------ Input rows ------

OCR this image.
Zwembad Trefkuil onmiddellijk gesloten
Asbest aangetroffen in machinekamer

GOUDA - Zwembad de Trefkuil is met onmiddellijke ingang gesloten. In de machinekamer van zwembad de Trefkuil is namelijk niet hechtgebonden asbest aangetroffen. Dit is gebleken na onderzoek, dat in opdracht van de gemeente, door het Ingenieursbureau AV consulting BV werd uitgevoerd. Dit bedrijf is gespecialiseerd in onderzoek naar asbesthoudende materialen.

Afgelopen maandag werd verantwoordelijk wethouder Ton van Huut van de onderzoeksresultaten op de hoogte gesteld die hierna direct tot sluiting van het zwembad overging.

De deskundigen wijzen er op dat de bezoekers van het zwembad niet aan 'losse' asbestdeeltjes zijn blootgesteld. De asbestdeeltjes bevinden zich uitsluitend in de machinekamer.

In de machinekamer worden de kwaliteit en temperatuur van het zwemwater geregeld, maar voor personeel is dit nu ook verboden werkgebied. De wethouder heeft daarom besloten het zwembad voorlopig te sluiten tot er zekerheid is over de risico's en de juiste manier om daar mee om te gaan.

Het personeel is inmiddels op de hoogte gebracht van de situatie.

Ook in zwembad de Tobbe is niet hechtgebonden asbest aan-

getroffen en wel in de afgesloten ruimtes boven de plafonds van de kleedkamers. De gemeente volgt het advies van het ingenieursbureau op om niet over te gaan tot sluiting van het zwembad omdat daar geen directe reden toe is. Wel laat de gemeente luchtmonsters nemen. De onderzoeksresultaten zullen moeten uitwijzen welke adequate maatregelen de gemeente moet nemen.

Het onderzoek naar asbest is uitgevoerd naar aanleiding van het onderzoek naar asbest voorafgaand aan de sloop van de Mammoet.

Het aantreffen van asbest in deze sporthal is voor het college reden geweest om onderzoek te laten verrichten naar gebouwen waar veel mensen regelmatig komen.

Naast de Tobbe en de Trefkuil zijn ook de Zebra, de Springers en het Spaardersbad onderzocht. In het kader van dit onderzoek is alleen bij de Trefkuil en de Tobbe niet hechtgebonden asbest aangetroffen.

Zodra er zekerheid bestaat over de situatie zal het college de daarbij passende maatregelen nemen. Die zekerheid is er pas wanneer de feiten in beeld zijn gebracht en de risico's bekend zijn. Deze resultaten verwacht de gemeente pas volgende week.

------

*Exercise description*
Take the lines above and print them exactly.

*Expected output*
OCR this image.
Zwembad Trefkuil onmiddellijk gesloten
Asbest aangetroffen in machinekamer

GOUDA - Zwembad de Trefkuil is met onmiddellijke ingang gesloten. In de machinekamer van zwembad de Trefkuil is namelijk niet hechtgebonden asbest aangetroffen. Dit is gebleken na onderzoek, dat in opdracht van de gemeente, door het Ingenieursbureau AV consulting BV werd uitgevoerd. Dit bedrijf is gespecialiseerd in onderzoek naar asbesthoudende materialen.

Afgelopen maandag werd verantwoordelijk wethouder Ton van Huut van de onderzoeksresultaten op de hoogte gesteld die hierna direct tot sluiting van het zwembad overging.

De deskundigen wijzen er op dat de bezoekers van het zwembad niet aan 'losse' asbestdeeltjes zijn blootgesteld. De asbestdeeltjes bevinden zich uitsluitend in de machinekamer.

In de machinekamer worden de kwaliteit en temperatuur van het zwemwater geregeld, maar voor personeel is dit nu ook verboden werkgebied. De wethouder heeft daarom besloten het zwembad voorlopig te sluiten tot er zekerheid is over de risico's en de juiste manier om daar mee om te gaan.

Het personeel is inmiddels op de hoogte gebracht van de situatie.

Ook in zwembad de Tobbe is niet hechtgebonden asbest aan-

getroffen en wel in de afgesloten ruimtes boven de plafonds van de kleedkamers. De gemeente volgt het advies van het ingenieursbureau op om niet over te gaan tot sluiting van het zwembad omdat daar geen directe reden toe is. Wel laat de gemeente luchtmonsters nemen. De onderzoeksresultaten zullen moeten uitwijzen welke adequate maatregelen de gemeente moet nemen.

Het onderzoek naar asbest is uitgevoerd naar aanleiding van het onderzoek naar asbest voorafgaand aan de sloop van de Mammoet.

Het aantreffen van asbest in deze sporthal is voor het college reden geweest om onderzoek te laten verrichten naar gebouwen waar veel mensen regelmatig komen.

Naast de Tobbe en de Trefkuil zijn ook de Zebra, de Springers en het Spaardersbad onderzocht. In het kader van dit onderzoek is alleen bij de Trefkuil en de Tobbe niet hechtgebonden asbest aangetroffen.

Zodra er zekerheid bestaat over de situatie zal het college de daarbij passende maatregelen nemen. Die zekerheid is er pas wanneer de feiten in beeld zijn gebracht en de risico's bekend zijn. Deze resultaten verwacht de gemeente pas volgende week.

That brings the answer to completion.